▸ **WRITTEN TASK**
Keep the wording of each record exactly the same when you repeat it, and leave out pictures.

▸ **PROVIDED RECORDS**
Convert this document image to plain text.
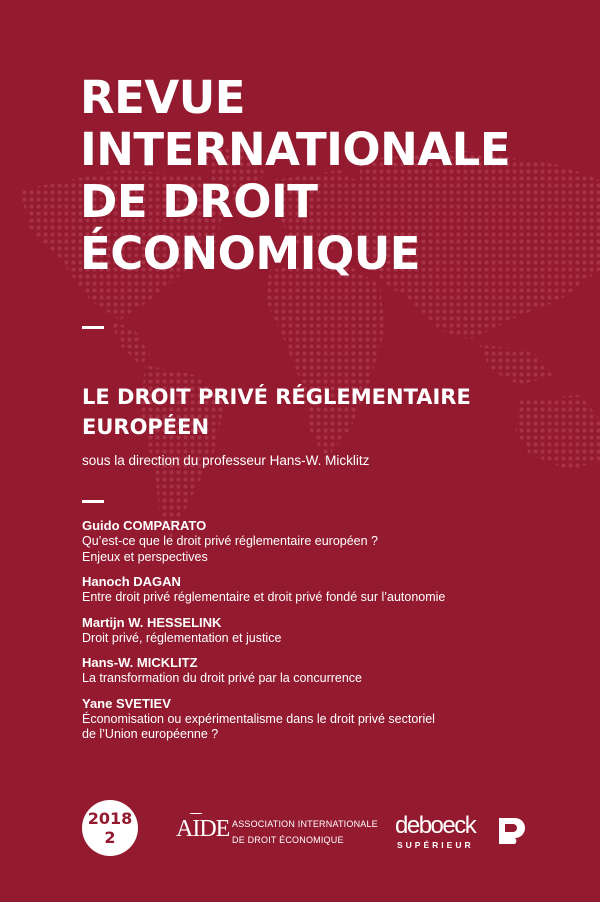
REVUE
INTERNATIONALE
DE DROIT
ÉCONOMIQUE
LE DROIT PRIVÉ RÉGLEMENTAIRE
EUROPÉEN
sous la direction du professeur Hans-W. Micklitz
Guido COMPARATO
Qu’est-ce que le droit privé réglementaire européen ?
Enjeux et perspectives
Hanoch DAGAN
Entre droit privé réglementaire et droit privé fondé sur l’autonomie
Martijn W. HESSELINK
Droit privé, réglementation et justice
Hans-W. MICKLITZ
La transformation du droit privé par la concurrence
Yane SVETIEV
Économisation ou expérimentalisme dans le droit privé sectoriel
de l’Union européenne ?
2018
2	AIDE ASSOCIATION INTERNATIONALE
DE DROIT ÉCONOMIQUE
deboeck
SUPÉRIEUR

▸ **TASK ANSWER**
Convert this document image to plain text.
REVUE
INTERNATIONALE
DE DROIT
ÉCONOMIQUE
LE DROIT PRIVÉ RÉGLEMENTAIRE
EUROPÉEN
sous la direction du professeur Hans-W. Micklitz
Guido COMPARATO
Qu’est-ce que le droit privé réglementaire européen ?
Enjeux et perspectives
Hanoch DAGAN
Entre droit privé réglementaire et droit privé fondé sur l’autonomie
Martijn W. HESSELINK
Droit privé, réglementation et justice
Hans-W. MICKLITZ
La transformation du droit privé par la concurrence
Yane SVETIEV
Économisation ou expérimentalisme dans le droit privé sectoriel
de l’Union européenne ?
2018
2	AIDE ASSOCIATION INTERNATIONALE
DE DROIT ÉCONOMIQUE
deboeck
SUPÉRIEUR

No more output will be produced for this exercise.